> _Set task_
Lines containing the string "Matrimony" are to be collected in full.

(Part of a data file)
##############################
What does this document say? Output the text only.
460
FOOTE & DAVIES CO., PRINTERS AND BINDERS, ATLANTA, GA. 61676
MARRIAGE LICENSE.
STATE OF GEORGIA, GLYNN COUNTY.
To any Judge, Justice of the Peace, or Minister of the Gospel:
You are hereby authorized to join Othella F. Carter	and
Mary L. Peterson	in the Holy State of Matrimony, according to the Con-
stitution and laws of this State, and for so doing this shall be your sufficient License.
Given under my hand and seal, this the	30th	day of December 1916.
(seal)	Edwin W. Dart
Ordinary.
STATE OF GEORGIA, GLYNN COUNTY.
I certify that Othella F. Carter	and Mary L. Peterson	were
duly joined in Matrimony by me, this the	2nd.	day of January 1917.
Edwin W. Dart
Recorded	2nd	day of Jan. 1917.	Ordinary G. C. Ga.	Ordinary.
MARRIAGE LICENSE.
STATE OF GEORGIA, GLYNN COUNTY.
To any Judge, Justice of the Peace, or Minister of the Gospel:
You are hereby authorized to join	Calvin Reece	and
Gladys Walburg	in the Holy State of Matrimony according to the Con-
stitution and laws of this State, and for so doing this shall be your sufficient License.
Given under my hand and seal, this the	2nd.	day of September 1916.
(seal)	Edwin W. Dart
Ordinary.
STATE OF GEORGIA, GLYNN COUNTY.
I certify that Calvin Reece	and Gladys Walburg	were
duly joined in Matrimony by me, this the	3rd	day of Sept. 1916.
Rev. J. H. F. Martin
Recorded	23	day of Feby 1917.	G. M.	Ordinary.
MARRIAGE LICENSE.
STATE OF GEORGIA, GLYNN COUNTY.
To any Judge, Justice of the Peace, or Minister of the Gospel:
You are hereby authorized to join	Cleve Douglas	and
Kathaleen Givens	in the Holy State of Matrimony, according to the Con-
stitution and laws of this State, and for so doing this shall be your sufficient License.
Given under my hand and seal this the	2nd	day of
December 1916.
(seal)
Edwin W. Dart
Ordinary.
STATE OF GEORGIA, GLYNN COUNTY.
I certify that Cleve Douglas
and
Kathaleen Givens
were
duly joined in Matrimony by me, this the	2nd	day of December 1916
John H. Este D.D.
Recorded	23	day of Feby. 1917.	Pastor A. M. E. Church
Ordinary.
##############################
> _Answer below_
Mary L. Peterson	in the Holy State of Matrimony, according to the Con-
duly joined in Matrimony by me, this the	2nd.	day of January 1917.
Gladys Walburg	in the Holy State of Matrimony according to the Con-
duly joined in Matrimony by me, this the	3rd	day of Sept. 1916.
Kathaleen Givens	in the Holy State of Matrimony, according to the Con-
duly joined in Matrimony by me, this the	2nd	day of December 1916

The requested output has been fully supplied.